Repeat what the lines below say, word for word, and skip every image.

Items from a data source
== == ==

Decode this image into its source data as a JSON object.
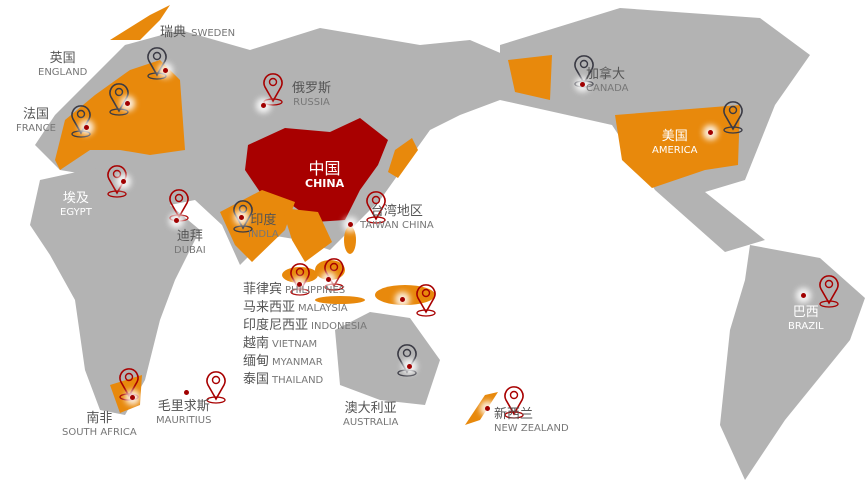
{
  "colors": {
    "land": "#b3b3b3",
    "partner": "#e8890c",
    "china": "#a80000",
    "pin_red": "#a80000",
    "pin_dark": "#3a3a44"
  },
  "labels": [
    {
      "id": "sweden",
      "cn": "瑞典",
      "en": "SWEDEN"
    },
    {
      "id": "england",
      "cn": "英国",
      "en": "ENGLAND"
    },
    {
      "id": "france",
      "cn": "法国",
      "en": "FRANCE"
    },
    {
      "id": "russia",
      "cn": "俄罗斯",
      "en": "RUSSIA"
    },
    {
      "id": "egypt",
      "cn": "埃及",
      "en": "EGYPT"
    },
    {
      "id": "dubai",
      "cn": "迪拜",
      "en": "DUBAI"
    },
    {
      "id": "india",
      "cn": "印度",
      "en": "INDLA"
    },
    {
      "id": "china",
      "cn": "中国",
      "en": "CHINA"
    },
    {
      "id": "taiwan",
      "cn": "台湾地区",
      "en": "TAIWAN CHINA"
    },
    {
      "id": "canada",
      "cn": "加拿大",
      "en": "CANADA"
    },
    {
      "id": "america",
      "cn": "美国",
      "en": "AMERICA"
    },
    {
      "id": "brazil",
      "cn": "巴西",
      "en": "BRAZIL"
    },
    {
      "id": "south_africa",
      "cn": "南非",
      "en": "SOUTH AFRICA"
    },
    {
      "id": "mauritius",
      "cn": "毛里求斯",
      "en": "MAURITIUS"
    },
    {
      "id": "australia",
      "cn": "澳大利亚",
      "en": "AUSTRALIA"
    },
    {
      "id": "new_zealand",
      "cn": "新西兰",
      "en": "NEW ZEALAND"
    }
  ],
  "sea_list": [
    {
      "cn": "菲律宾",
      "en": "PHILIPPINES"
    },
    {
      "cn": "马来西亚",
      "en": "MALAYSIA"
    },
    {
      "cn": "印度尼西亚",
      "en": "INDONESIA"
    },
    {
      "cn": "越南",
      "en": "VIETNAM"
    },
    {
      "cn": "缅甸",
      "en": "MYANMAR"
    },
    {
      "cn": "泰国",
      "en": "THAILAND"
    }
  ]
}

== == ==

**Response**:
Decode this image into its source data as a JSON object.
{
  "colors": {
    "land": "#b3b3b3",
    "partner": "#e8890c",
    "china": "#a80000",
    "pin_red": "#a80000",
    "pin_dark": "#3a3a44"
  },
  "labels": [
    {
      "id": "sweden",
      "cn": "瑞典",
      "en": "SWEDEN"
    },
    {
      "id": "england",
      "cn": "英国",
      "en": "ENGLAND"
    },
    {
      "id": "france",
      "cn": "法国",
      "en": "FRANCE"
    },
    {
      "id": "russia",
      "cn": "俄罗斯",
      "en": "RUSSIA"
    },
    {
      "id": "egypt",
      "cn": "埃及",
      "en": "EGYPT"
    },
    {
      "id": "dubai",
      "cn": "迪拜",
      "en": "DUBAI"
    },
    {
      "id": "india",
      "cn": "印度",
      "en": "INDLA"
    },
    {
      "id": "china",
      "cn": "中国",
      "en": "CHINA"
    },
    {
      "id": "taiwan",
      "cn": "台湾地区",
      "en": "TAIWAN CHINA"
    },
    {
      "id": "canada",
      "cn": "加拿大",
      "en": "CANADA"
    },
    {
      "id": "america",
      "cn": "美国",
      "en": "AMERICA"
    },
    {
      "id": "brazil",
      "cn": "巴西",
      "en": "BRAZIL"
    },
    {
      "id": "south_africa",
      "cn": "南非",
      "en": "SOUTH AFRICA"
    },
    {
      "id": "mauritius",
      "cn": "毛里求斯",
      "en": "MAURITIUS"
    },
    {
      "id": "australia",
      "cn": "澳大利亚",
      "en": "AUSTRALIA"
    },
    {
      "id": "new_zealand",
      "cn": "新西兰",
      "en": "NEW ZEALAND"
    }
  ],
  "sea_list": [
    {
      "cn": "菲律宾",
      "en": "PHILIPPINES"
    },
    {
      "cn": "马来西亚",
      "en": "MALAYSIA"
    },
    {
      "cn": "印度尼西亚",
      "en": "INDONESIA"
    },
    {
      "cn": "越南",
      "en": "VIETNAM"
    },
    {
      "cn": "缅甸",
      "en": "MYANMAR"
    },
    {
      "cn": "泰国",
      "en": "THAILAND"
    }
  ]
}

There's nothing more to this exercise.